Given request:
Repeat the listing in full, preserving every character.

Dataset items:
start
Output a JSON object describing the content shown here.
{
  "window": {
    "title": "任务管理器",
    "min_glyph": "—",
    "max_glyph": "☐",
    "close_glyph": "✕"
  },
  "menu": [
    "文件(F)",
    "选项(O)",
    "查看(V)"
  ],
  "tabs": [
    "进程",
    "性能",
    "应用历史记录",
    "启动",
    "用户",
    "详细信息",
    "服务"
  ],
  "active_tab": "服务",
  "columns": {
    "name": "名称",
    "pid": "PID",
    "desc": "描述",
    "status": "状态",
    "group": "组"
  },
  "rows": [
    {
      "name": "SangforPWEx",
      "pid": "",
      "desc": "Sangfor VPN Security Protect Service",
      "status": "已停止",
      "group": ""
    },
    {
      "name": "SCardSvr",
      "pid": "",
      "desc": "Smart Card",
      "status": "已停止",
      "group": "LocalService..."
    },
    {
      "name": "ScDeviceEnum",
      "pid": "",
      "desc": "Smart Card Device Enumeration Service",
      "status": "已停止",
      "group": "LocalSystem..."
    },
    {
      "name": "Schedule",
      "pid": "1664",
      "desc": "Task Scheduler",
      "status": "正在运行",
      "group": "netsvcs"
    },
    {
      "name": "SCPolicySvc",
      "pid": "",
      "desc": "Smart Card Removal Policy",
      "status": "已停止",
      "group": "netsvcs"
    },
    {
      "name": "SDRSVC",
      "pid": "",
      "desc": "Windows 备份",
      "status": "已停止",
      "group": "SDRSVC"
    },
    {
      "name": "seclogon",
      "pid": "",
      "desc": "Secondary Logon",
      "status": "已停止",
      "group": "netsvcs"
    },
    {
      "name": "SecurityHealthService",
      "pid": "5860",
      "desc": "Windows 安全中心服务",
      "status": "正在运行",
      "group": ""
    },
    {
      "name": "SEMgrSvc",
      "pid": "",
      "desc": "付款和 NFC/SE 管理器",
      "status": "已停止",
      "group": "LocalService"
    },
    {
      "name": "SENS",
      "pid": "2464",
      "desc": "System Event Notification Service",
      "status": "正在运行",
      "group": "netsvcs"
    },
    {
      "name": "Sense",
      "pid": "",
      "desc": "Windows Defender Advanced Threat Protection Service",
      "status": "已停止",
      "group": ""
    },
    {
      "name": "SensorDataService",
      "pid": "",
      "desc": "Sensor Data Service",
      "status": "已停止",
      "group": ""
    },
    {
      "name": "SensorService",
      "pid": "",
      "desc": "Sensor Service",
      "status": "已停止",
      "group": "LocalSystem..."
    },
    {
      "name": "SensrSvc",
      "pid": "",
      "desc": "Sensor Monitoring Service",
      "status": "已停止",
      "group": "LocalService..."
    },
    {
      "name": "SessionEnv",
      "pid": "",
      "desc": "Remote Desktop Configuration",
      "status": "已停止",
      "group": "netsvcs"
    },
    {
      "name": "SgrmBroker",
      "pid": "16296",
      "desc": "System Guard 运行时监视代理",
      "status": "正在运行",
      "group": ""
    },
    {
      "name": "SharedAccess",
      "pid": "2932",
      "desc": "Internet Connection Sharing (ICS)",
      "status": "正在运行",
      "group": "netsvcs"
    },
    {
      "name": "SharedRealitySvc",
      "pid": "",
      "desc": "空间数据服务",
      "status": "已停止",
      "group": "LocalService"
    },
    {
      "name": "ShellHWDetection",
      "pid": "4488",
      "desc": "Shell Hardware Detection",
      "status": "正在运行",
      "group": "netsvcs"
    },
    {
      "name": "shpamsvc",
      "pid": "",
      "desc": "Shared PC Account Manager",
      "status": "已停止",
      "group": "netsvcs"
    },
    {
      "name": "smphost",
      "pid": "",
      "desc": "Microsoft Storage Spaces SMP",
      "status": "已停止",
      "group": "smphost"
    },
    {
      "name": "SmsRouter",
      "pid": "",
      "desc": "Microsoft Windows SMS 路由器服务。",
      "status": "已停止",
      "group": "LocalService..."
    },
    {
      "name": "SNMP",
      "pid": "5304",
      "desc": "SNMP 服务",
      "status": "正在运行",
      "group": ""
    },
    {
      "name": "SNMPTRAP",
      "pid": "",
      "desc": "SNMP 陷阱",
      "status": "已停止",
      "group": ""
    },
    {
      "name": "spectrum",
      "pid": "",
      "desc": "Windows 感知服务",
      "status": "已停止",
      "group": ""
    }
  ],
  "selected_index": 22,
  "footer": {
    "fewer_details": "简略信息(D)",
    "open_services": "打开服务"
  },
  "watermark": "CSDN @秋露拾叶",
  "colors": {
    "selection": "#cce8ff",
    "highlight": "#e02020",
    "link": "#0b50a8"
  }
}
end
Complete output:
Output a JSON object describing the content shown here.
{
  "window": {
    "title": "任务管理器",
    "min_glyph": "—",
    "max_glyph": "☐",
    "close_glyph": "✕"
  },
  "menu": [
    "文件(F)",
    "选项(O)",
    "查看(V)"
  ],
  "tabs": [
    "进程",
    "性能",
    "应用历史记录",
    "启动",
    "用户",
    "详细信息",
    "服务"
  ],
  "active_tab": "服务",
  "columns": {
    "name": "名称",
    "pid": "PID",
    "desc": "描述",
    "status": "状态",
    "group": "组"
  },
  "rows": [
    {
      "name": "SangforPWEx",
      "pid": "",
      "desc": "Sangfor VPN Security Protect Service",
      "status": "已停止",
      "group": ""
    },
    {
      "name": "SCardSvr",
      "pid": "",
      "desc": "Smart Card",
      "status": "已停止",
      "group": "LocalService..."
    },
    {
      "name": "ScDeviceEnum",
      "pid": "",
      "desc": "Smart Card Device Enumeration Service",
      "status": "已停止",
      "group": "LocalSystem..."
    },
    {
      "name": "Schedule",
      "pid": "1664",
      "desc": "Task Scheduler",
      "status": "正在运行",
      "group": "netsvcs"
    },
    {
      "name": "SCPolicySvc",
      "pid": "",
      "desc": "Smart Card Removal Policy",
      "status": "已停止",
      "group": "netsvcs"
    },
    {
      "name": "SDRSVC",
      "pid": "",
      "desc": "Windows 备份",
      "status": "已停止",
      "group": "SDRSVC"
    },
    {
      "name": "seclogon",
      "pid": "",
      "desc": "Secondary Logon",
      "status": "已停止",
      "group": "netsvcs"
    },
    {
      "name": "SecurityHealthService",
      "pid": "5860",
      "desc": "Windows 安全中心服务",
      "status": "正在运行",
      "group": ""
    },
    {
      "name": "SEMgrSvc",
      "pid": "",
      "desc": "付款和 NFC/SE 管理器",
      "status": "已停止",
      "group": "LocalService"
    },
    {
      "name": "SENS",
      "pid": "2464",
      "desc": "System Event Notification Service",
      "status": "正在运行",
      "group": "netsvcs"
    },
    {
      "name": "Sense",
      "pid": "",
      "desc": "Windows Defender Advanced Threat Protection Service",
      "status": "已停止",
      "group": ""
    },
    {
      "name": "SensorDataService",
      "pid": "",
      "desc": "Sensor Data Service",
      "status": "已停止",
      "group": ""
    },
    {
      "name": "SensorService",
      "pid": "",
      "desc": "Sensor Service",
      "status": "已停止",
      "group": "LocalSystem..."
    },
    {
      "name": "SensrSvc",
      "pid": "",
      "desc": "Sensor Monitoring Service",
      "status": "已停止",
      "group": "LocalService..."
    },
    {
      "name": "SessionEnv",
      "pid": "",
      "desc": "Remote Desktop Configuration",
      "status": "已停止",
      "group": "netsvcs"
    },
    {
      "name": "SgrmBroker",
      "pid": "16296",
      "desc": "System Guard 运行时监视代理",
      "status": "正在运行",
      "group": ""
    },
    {
      "name": "SharedAccess",
      "pid": "2932",
      "desc": "Internet Connection Sharing (ICS)",
      "status": "正在运行",
      "group": "netsvcs"
    },
    {
      "name": "SharedRealitySvc",
      "pid": "",
      "desc": "空间数据服务",
      "status": "已停止",
      "group": "LocalService"
    },
    {
      "name": "ShellHWDetection",
      "pid": "4488",
      "desc": "Shell Hardware Detection",
      "status": "正在运行",
      "group": "netsvcs"
    },
    {
      "name": "shpamsvc",
      "pid": "",
      "desc": "Shared PC Account Manager",
      "status": "已停止",
      "group": "netsvcs"
    },
    {
      "name": "smphost",
      "pid": "",
      "desc": "Microsoft Storage Spaces SMP",
      "status": "已停止",
      "group": "smphost"
    },
    {
      "name": "SmsRouter",
      "pid": "",
      "desc": "Microsoft Windows SMS 路由器服务。",
      "status": "已停止",
      "group": "LocalService..."
    },
    {
      "name": "SNMP",
      "pid": "5304",
      "desc": "SNMP 服务",
      "status": "正在运行",
      "group": ""
    },
    {
      "name": "SNMPTRAP",
      "pid": "",
      "desc": "SNMP 陷阱",
      "status": "已停止",
      "group": ""
    },
    {
      "name": "spectrum",
      "pid": "",
      "desc": "Windows 感知服务",
      "status": "已停止",
      "group": ""
    }
  ],
  "selected_index": 22,
  "footer": {
    "fewer_details": "简略信息(D)",
    "open_services": "打开服务"
  },
  "watermark": "CSDN @秋露拾叶",
  "colors": {
    "selection": "#cce8ff",
    "highlight": "#e02020",
    "link": "#0b50a8"
  }
}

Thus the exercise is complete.